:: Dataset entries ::
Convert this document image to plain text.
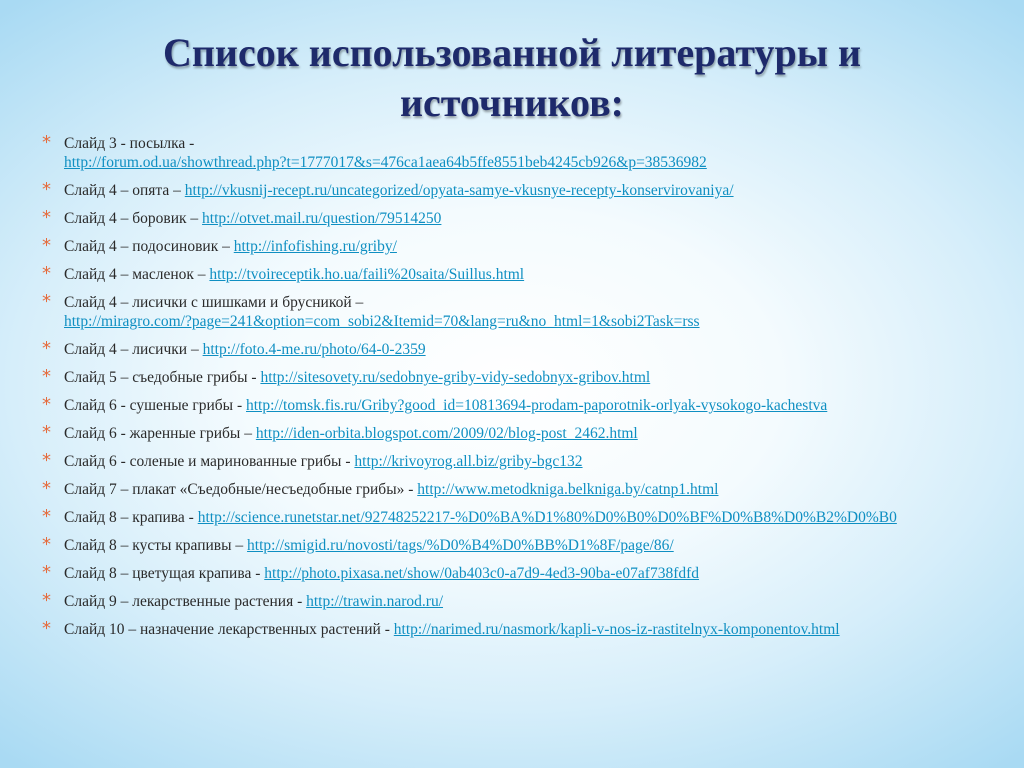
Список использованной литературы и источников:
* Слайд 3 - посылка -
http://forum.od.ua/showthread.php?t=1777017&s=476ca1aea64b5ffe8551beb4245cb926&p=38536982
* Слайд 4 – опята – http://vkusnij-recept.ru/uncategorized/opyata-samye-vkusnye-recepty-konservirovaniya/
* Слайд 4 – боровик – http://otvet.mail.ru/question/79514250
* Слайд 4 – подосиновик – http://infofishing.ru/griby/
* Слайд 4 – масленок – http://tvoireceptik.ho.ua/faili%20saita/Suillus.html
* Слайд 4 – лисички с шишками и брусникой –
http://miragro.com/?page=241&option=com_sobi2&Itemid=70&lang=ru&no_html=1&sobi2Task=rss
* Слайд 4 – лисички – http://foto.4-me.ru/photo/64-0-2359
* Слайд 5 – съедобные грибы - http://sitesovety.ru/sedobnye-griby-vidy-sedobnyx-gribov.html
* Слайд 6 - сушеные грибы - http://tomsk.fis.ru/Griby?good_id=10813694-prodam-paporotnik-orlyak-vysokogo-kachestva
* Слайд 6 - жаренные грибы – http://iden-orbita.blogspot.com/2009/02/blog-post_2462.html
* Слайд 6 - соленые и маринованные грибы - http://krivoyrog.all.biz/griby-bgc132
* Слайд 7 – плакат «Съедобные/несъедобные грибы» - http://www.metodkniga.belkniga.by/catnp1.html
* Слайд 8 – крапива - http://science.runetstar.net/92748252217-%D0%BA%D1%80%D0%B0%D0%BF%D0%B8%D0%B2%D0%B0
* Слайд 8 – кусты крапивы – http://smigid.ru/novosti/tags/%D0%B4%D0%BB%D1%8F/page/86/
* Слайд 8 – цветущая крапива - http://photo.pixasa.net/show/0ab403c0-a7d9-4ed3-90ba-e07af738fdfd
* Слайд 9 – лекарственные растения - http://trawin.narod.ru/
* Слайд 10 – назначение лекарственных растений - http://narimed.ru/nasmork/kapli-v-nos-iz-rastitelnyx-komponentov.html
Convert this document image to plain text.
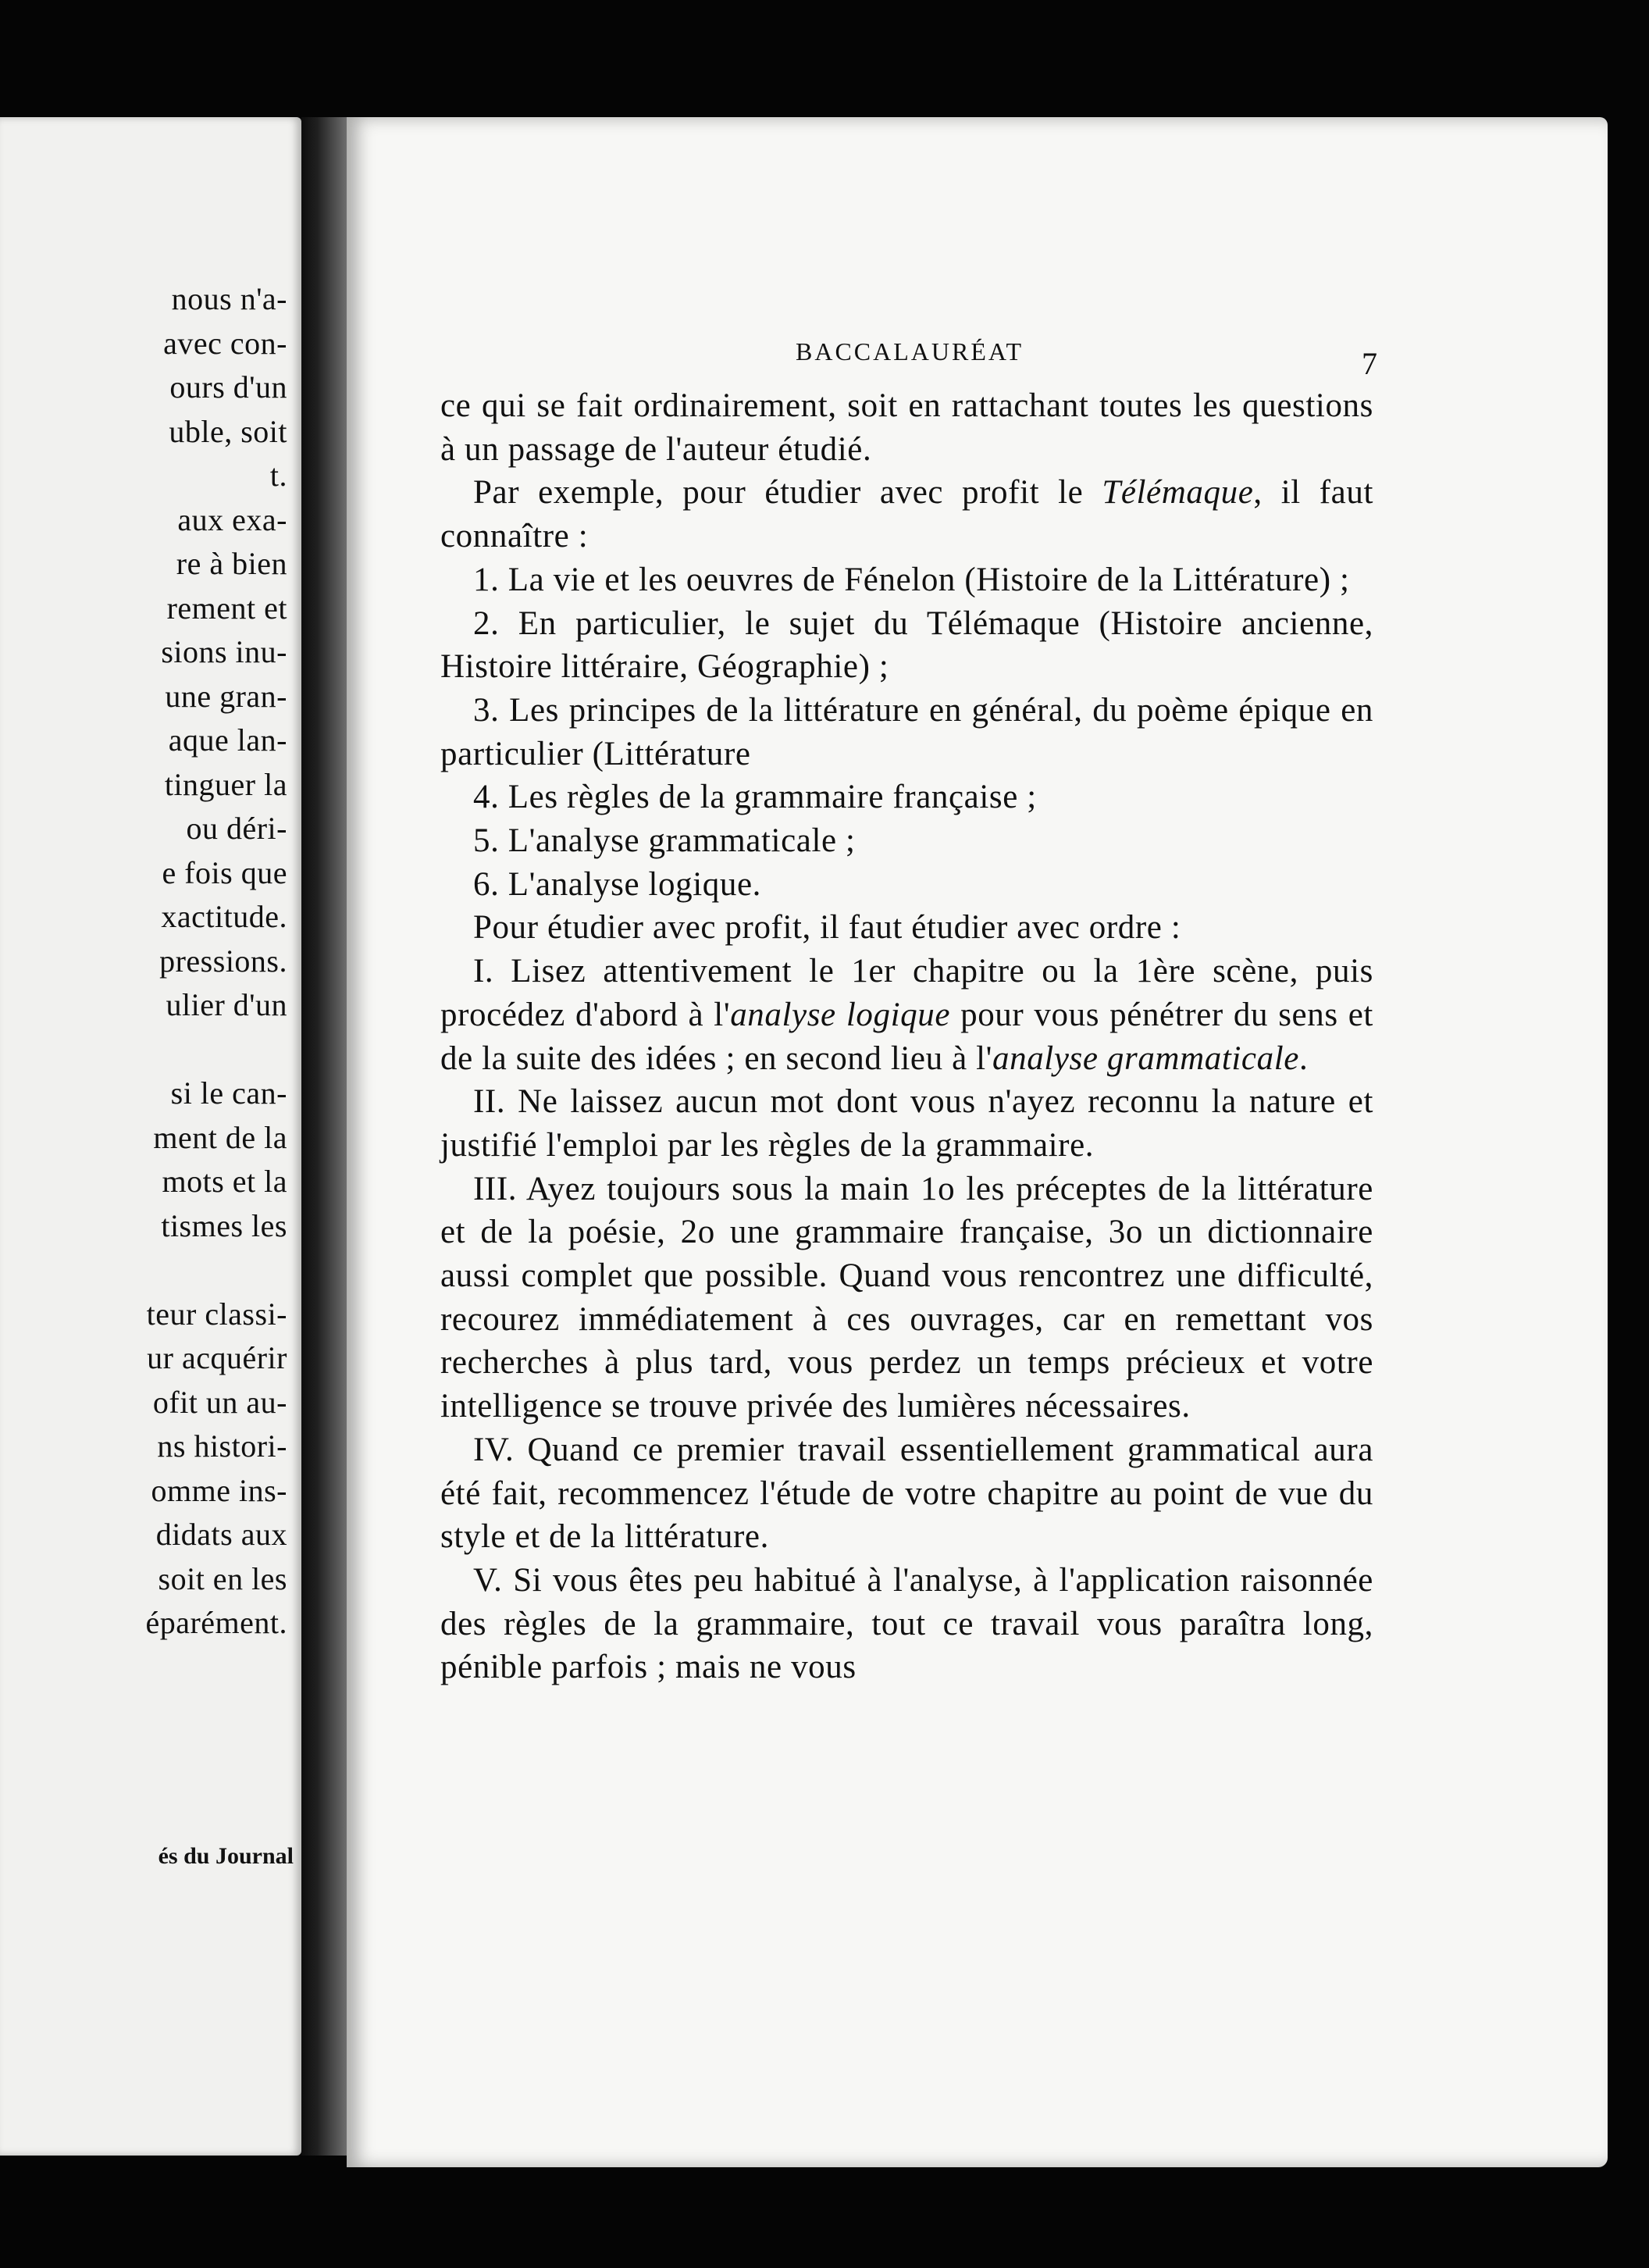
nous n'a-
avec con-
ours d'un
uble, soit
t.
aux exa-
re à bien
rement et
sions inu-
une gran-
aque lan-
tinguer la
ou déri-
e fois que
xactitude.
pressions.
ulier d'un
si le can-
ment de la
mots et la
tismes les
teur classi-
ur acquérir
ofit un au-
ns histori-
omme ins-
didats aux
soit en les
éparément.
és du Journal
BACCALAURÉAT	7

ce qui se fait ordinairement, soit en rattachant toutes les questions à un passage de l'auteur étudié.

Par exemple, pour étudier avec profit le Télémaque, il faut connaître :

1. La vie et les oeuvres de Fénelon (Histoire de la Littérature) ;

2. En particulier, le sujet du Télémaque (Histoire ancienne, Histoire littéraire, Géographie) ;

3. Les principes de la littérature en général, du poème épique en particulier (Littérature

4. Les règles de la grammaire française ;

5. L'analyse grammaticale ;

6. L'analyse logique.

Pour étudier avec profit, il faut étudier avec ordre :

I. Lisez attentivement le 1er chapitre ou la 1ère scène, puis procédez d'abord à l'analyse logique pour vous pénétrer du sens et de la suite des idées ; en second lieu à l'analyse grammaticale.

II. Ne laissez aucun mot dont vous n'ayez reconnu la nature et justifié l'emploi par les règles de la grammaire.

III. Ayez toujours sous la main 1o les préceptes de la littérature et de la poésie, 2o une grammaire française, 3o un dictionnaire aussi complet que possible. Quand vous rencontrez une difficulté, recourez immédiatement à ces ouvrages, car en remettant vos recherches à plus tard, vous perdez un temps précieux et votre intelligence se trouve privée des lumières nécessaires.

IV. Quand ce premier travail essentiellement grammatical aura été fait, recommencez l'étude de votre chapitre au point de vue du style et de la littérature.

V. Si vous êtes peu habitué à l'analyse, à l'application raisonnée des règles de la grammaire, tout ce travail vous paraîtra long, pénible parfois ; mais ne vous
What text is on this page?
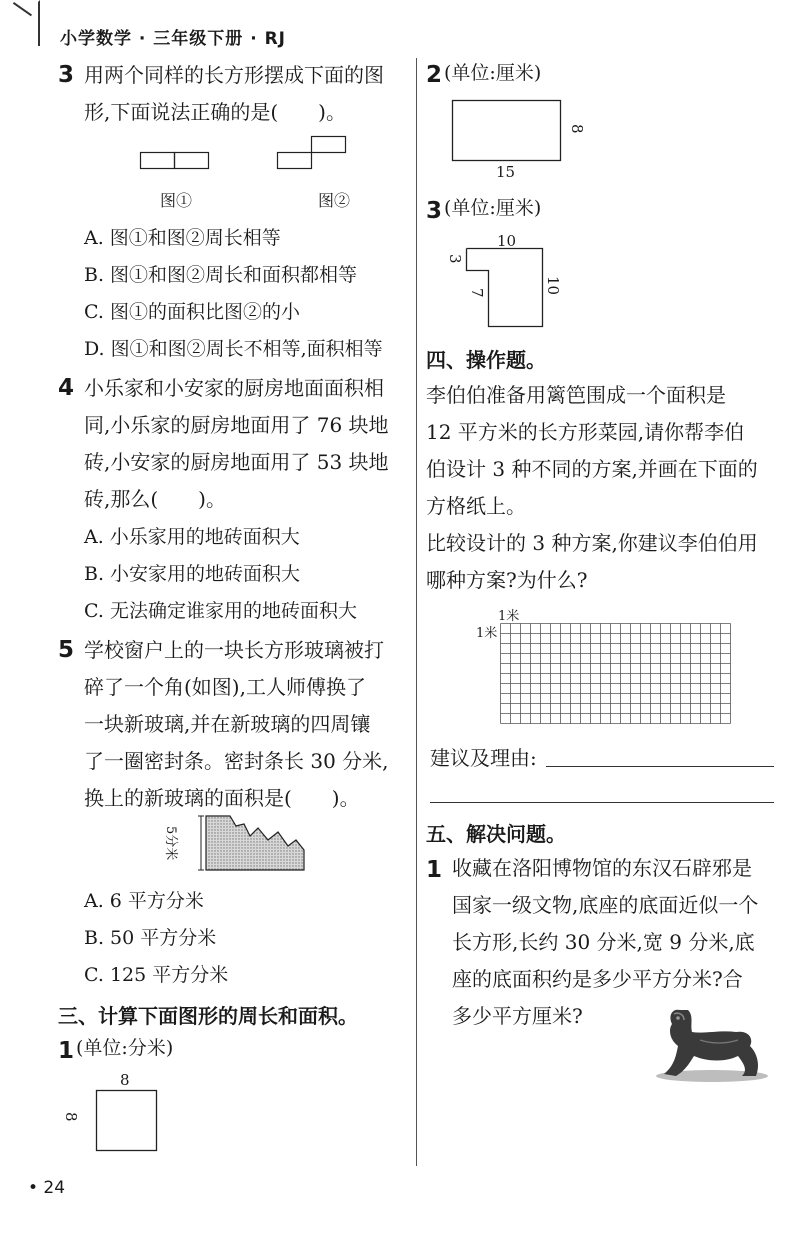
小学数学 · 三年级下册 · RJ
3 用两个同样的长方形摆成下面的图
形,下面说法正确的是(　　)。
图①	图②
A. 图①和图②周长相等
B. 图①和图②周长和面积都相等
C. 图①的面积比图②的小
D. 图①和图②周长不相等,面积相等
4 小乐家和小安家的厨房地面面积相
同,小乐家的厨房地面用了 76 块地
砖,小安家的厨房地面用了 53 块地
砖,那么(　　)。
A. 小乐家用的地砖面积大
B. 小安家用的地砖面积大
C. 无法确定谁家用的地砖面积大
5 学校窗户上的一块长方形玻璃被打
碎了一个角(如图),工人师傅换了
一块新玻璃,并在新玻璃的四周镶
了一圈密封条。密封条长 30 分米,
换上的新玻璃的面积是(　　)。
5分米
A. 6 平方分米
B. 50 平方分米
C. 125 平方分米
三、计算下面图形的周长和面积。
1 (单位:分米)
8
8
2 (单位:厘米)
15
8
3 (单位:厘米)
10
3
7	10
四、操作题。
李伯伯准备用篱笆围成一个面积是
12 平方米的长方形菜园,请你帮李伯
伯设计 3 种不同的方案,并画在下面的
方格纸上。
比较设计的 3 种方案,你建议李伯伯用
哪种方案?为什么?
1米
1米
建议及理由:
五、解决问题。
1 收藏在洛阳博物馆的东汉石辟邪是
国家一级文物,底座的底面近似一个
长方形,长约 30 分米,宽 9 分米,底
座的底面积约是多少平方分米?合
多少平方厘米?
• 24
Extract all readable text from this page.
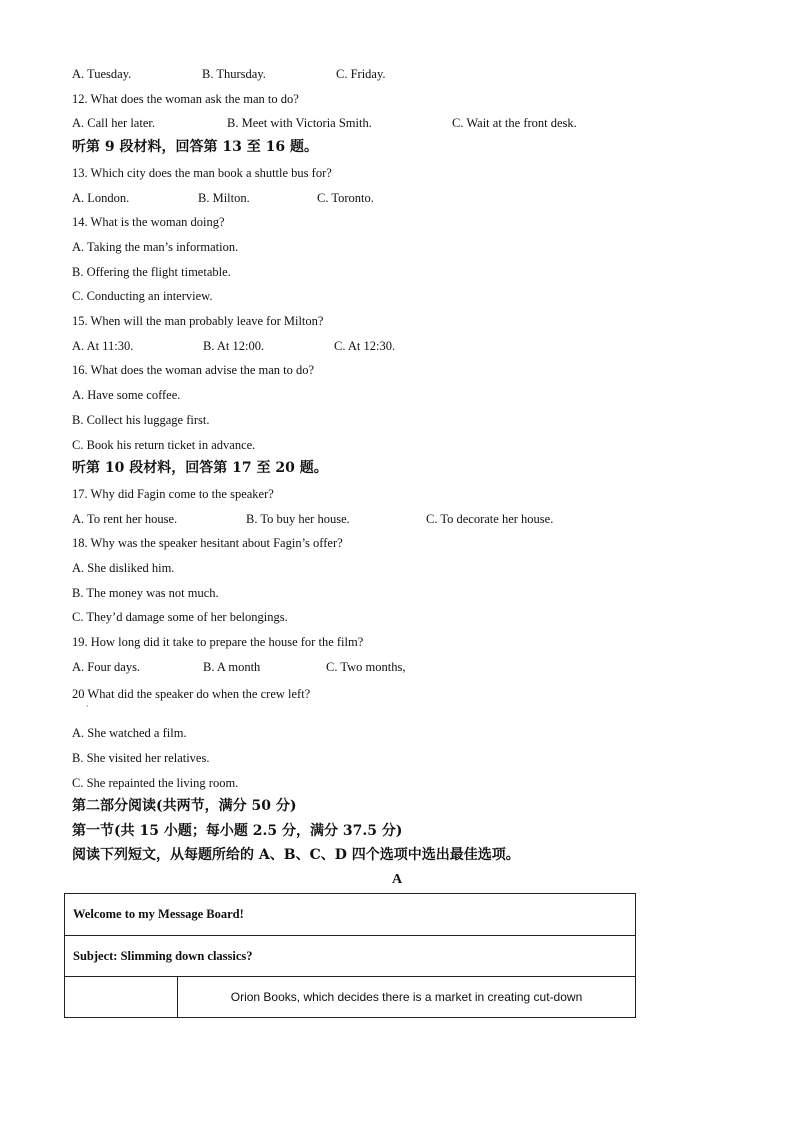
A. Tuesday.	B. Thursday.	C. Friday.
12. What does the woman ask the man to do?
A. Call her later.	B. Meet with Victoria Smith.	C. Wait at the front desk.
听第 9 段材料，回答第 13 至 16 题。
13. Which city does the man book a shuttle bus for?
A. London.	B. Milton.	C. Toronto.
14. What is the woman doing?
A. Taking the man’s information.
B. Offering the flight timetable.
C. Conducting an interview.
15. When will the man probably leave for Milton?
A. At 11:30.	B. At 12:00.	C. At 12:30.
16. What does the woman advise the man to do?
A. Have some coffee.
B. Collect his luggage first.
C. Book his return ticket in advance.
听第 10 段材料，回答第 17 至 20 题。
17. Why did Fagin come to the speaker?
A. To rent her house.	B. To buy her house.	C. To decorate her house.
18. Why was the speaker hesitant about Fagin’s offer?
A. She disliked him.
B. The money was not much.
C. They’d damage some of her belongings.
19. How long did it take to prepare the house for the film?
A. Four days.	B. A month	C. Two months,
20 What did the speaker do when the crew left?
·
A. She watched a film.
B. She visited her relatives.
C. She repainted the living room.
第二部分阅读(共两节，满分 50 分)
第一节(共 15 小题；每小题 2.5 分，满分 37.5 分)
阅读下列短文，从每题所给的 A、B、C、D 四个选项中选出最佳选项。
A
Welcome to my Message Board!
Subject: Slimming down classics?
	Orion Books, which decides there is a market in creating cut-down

:: Short problem ::
Which lines above contain "лисички"? Show each of them.

:: The output ::
* Слайд 4 – лисички с шишками и брусникой –
* Слайд 4 – лисички – http://foto.4-me.ru/photo/64-0-2359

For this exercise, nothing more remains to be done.